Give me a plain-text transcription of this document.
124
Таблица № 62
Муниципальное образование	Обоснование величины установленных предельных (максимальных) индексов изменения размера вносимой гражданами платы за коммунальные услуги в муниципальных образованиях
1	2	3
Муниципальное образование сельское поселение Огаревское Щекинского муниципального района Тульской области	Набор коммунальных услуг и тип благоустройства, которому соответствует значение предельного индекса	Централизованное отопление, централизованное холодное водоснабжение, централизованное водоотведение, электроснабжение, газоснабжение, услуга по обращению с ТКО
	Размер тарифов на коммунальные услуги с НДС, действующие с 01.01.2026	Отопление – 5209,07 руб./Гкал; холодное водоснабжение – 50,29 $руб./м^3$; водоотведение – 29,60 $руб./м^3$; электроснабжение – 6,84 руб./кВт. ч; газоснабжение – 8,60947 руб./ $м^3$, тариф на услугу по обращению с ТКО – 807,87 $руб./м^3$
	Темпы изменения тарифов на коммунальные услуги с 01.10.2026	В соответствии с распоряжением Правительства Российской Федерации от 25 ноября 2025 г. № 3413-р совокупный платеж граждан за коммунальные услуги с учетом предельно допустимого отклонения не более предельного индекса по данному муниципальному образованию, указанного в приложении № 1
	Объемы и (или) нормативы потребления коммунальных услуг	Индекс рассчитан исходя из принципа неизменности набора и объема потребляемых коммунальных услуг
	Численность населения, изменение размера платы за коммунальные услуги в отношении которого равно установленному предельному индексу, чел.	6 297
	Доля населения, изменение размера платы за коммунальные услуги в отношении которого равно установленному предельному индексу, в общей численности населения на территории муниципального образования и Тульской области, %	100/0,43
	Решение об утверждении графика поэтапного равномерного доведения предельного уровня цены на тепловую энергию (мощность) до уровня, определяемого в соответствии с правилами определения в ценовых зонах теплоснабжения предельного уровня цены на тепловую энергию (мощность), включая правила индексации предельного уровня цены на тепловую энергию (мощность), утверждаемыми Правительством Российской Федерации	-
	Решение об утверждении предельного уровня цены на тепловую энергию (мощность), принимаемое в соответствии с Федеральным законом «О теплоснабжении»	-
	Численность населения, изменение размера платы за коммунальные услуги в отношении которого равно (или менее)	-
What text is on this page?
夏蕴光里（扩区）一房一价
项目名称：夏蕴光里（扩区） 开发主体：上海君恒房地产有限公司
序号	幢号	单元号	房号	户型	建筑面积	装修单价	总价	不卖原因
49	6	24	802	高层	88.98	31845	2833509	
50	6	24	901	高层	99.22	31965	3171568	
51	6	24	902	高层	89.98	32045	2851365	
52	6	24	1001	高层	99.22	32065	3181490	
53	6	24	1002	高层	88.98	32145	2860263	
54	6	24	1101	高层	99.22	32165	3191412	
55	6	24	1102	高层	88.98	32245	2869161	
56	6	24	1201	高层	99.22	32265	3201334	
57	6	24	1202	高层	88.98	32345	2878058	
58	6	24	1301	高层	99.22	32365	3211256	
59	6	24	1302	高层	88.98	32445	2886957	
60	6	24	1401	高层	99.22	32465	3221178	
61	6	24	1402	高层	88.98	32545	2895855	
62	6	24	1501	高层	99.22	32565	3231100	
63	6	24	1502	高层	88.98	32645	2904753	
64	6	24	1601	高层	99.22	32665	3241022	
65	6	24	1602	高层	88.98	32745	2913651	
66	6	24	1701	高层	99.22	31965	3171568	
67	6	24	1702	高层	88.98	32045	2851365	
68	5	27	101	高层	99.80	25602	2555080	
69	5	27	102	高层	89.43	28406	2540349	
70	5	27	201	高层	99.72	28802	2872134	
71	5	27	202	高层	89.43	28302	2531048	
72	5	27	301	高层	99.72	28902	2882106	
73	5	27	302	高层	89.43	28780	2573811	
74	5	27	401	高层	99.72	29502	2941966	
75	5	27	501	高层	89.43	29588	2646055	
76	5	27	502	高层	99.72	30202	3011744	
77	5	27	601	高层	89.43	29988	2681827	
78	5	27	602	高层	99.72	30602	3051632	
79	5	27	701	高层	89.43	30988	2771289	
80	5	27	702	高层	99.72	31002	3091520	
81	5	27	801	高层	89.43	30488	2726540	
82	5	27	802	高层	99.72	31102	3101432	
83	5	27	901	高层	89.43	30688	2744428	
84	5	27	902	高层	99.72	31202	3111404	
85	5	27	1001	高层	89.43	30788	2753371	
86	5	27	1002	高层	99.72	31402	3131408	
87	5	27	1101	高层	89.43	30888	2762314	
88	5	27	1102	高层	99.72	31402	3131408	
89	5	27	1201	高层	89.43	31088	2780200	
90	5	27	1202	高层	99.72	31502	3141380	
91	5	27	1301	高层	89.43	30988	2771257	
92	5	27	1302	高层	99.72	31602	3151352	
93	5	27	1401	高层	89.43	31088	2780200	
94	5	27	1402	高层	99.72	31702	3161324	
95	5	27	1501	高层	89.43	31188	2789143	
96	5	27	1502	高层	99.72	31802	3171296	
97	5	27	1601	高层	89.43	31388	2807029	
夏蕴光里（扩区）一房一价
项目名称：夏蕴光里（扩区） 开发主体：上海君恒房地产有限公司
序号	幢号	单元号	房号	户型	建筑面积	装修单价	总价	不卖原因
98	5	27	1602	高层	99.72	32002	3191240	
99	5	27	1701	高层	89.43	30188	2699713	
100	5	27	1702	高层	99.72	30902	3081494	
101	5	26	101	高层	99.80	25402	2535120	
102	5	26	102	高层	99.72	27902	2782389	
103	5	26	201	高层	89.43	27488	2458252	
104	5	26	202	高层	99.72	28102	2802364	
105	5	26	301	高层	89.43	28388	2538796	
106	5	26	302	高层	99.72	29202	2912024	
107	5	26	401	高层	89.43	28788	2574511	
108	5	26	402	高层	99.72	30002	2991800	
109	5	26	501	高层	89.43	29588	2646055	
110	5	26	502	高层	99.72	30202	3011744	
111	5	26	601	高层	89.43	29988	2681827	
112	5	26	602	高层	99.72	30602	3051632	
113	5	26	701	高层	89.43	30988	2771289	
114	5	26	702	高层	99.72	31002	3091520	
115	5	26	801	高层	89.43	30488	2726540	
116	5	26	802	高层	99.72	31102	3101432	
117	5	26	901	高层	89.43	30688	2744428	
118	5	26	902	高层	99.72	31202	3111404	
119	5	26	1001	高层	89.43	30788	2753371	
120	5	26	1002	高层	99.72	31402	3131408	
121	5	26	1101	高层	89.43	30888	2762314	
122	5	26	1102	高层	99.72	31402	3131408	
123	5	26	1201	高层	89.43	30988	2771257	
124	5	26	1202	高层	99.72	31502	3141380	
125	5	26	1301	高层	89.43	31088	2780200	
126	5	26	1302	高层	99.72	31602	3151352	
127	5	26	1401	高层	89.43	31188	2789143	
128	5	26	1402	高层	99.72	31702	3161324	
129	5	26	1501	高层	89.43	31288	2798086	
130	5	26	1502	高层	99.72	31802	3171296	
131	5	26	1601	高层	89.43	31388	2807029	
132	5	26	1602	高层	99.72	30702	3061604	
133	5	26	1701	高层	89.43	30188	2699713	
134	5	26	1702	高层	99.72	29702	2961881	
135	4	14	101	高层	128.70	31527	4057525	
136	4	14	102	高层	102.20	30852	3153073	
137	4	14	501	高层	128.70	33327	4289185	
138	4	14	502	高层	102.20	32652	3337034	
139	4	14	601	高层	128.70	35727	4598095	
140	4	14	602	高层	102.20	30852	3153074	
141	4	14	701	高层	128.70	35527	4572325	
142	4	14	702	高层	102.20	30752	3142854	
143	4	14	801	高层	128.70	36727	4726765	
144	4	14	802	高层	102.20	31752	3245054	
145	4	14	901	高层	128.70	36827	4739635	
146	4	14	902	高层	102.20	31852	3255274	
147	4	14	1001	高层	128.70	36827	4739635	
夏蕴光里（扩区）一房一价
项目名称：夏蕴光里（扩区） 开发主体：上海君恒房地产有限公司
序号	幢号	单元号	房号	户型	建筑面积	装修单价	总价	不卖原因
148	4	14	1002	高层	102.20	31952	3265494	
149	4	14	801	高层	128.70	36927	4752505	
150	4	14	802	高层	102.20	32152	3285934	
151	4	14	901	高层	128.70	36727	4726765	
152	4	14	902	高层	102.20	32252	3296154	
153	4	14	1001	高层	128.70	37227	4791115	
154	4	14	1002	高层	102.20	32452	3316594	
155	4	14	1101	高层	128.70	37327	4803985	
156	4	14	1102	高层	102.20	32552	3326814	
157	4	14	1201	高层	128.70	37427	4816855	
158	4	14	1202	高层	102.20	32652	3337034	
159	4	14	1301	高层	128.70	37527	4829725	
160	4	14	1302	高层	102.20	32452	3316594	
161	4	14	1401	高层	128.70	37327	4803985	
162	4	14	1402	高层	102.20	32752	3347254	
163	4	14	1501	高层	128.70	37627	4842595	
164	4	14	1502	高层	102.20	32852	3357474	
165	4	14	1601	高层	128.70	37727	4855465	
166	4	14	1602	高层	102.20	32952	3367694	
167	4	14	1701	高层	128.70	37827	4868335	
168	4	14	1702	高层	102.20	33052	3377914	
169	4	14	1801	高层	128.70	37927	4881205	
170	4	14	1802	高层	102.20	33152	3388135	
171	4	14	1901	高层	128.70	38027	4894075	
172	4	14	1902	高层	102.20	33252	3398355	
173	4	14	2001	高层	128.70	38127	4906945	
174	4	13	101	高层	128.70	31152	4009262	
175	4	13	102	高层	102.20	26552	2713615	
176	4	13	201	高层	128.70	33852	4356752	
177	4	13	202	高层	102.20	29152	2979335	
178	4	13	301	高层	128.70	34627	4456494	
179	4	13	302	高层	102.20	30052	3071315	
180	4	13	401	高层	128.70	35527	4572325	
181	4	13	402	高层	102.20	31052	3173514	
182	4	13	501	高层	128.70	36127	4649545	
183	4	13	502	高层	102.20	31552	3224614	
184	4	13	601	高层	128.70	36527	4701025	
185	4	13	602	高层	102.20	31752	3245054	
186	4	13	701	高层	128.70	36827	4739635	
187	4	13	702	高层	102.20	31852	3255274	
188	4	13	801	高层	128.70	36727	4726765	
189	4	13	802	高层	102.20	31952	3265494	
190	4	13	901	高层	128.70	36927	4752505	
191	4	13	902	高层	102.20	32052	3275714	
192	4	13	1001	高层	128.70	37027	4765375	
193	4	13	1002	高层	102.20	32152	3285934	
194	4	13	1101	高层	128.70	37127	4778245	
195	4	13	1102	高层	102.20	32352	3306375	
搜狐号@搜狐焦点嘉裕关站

- **PROBLEM TO WORK ON**
From the entries above, copy every line that holds the word "предельного".

- **RIGHT ANSWER**
Муниципальное образование сельское поселение Огаревское Щекинского муниципального района Тульской области	Набор коммунальных услуг и тип благоустройства, которому соответствует значение предельного индекса	Централизованное отопление, централизованное холодное водоснабжение, централизованное водоотведение, электроснабжение, газоснабжение, услуга по обращению с ТКО
	Темпы изменения тарифов на коммунальные услуги с 01.10.2026	В соответствии с распоряжением Правительства Российской Федерации от 25 ноября 2025 г. № 3413-р совокупный платеж граждан за коммунальные услуги с учетом предельно допустимого отклонения не более предельного индекса по данному муниципальному образованию, указанного в приложении № 1
	Решение об утверждении графика поэтапного равномерного доведения предельного уровня цены на тепловую энергию (мощность) до уровня, определяемого в соответствии с правилами определения в ценовых зонах теплоснабжения предельного уровня цены на тепловую энергию (мощность), включая правила индексации предельного уровня цены на тепловую энергию (мощность), утверждаемыми Правительством Российской Федерации	-
	Решение об утверждении предельного уровня цены на тепловую энергию (мощность), принимаемое в соответствии с Федеральным законом «О теплоснабжении»	-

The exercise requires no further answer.